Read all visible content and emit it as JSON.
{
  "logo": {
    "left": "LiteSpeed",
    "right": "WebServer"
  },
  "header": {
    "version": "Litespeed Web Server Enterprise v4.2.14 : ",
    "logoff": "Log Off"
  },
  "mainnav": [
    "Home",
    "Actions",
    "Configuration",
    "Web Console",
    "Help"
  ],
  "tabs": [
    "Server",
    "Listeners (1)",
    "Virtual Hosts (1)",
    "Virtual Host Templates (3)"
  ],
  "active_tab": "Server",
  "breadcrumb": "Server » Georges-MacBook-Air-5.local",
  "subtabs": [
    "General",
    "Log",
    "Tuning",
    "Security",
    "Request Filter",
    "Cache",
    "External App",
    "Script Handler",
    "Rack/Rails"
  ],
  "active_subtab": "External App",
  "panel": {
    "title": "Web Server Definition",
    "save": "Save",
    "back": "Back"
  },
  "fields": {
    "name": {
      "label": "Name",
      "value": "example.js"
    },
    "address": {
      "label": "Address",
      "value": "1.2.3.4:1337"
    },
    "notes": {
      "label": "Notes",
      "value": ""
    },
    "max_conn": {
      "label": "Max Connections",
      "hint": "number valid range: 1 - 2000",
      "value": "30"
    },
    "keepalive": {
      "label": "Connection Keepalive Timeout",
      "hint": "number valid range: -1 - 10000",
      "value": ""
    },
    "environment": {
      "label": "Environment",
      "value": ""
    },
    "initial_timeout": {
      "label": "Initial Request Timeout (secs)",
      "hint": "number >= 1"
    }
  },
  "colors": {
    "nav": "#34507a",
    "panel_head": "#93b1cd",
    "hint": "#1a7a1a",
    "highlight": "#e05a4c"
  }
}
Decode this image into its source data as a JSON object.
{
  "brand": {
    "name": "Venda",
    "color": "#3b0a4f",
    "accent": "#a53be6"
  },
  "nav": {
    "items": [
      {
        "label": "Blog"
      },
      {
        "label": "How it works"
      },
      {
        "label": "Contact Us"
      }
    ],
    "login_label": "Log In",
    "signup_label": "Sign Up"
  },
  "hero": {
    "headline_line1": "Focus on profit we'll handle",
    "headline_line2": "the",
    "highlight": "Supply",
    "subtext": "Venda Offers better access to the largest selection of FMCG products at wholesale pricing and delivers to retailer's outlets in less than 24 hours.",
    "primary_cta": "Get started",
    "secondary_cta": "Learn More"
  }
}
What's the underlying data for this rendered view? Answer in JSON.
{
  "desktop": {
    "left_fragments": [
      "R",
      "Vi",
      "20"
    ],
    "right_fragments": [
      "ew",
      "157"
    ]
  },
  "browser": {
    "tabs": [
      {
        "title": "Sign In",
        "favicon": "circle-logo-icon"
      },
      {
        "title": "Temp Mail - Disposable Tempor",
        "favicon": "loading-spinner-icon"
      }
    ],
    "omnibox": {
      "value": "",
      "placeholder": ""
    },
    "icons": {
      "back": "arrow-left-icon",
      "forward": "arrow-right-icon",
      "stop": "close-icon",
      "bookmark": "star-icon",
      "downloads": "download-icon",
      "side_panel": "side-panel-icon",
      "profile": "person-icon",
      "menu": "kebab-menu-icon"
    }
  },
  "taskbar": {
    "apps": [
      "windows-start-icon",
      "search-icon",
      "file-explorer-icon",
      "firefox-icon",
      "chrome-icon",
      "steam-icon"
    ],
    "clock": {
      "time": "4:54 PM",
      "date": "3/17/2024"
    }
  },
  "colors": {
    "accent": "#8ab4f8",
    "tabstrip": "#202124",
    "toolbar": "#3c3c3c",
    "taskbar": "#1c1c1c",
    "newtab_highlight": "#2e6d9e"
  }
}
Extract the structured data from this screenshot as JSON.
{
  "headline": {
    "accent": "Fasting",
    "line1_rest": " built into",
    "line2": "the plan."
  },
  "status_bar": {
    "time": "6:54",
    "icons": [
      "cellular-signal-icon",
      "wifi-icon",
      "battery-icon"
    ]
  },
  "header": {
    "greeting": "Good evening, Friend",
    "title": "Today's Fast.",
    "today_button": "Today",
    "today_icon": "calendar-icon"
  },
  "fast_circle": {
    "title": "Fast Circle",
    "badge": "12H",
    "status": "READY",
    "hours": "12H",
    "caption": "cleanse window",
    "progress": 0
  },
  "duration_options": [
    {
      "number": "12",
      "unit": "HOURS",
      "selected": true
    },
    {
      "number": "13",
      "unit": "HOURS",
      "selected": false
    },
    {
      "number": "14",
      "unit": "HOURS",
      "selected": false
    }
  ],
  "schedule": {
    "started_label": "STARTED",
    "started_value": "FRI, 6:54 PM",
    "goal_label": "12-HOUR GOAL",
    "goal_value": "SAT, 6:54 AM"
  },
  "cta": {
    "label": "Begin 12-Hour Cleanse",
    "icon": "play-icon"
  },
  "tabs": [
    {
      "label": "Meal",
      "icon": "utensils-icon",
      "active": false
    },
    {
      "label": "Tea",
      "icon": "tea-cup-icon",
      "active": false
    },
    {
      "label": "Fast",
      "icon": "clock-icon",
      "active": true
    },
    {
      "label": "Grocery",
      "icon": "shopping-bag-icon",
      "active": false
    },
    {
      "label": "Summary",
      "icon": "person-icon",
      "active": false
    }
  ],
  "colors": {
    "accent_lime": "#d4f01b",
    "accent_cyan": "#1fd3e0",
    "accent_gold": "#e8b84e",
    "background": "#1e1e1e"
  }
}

--------

-- Task description --
Return every line above in which the string "favicon" occurs.

-- Worked answer --
        "favicon": "circle-logo-icon"
        "favicon": "loading-spinner-icon"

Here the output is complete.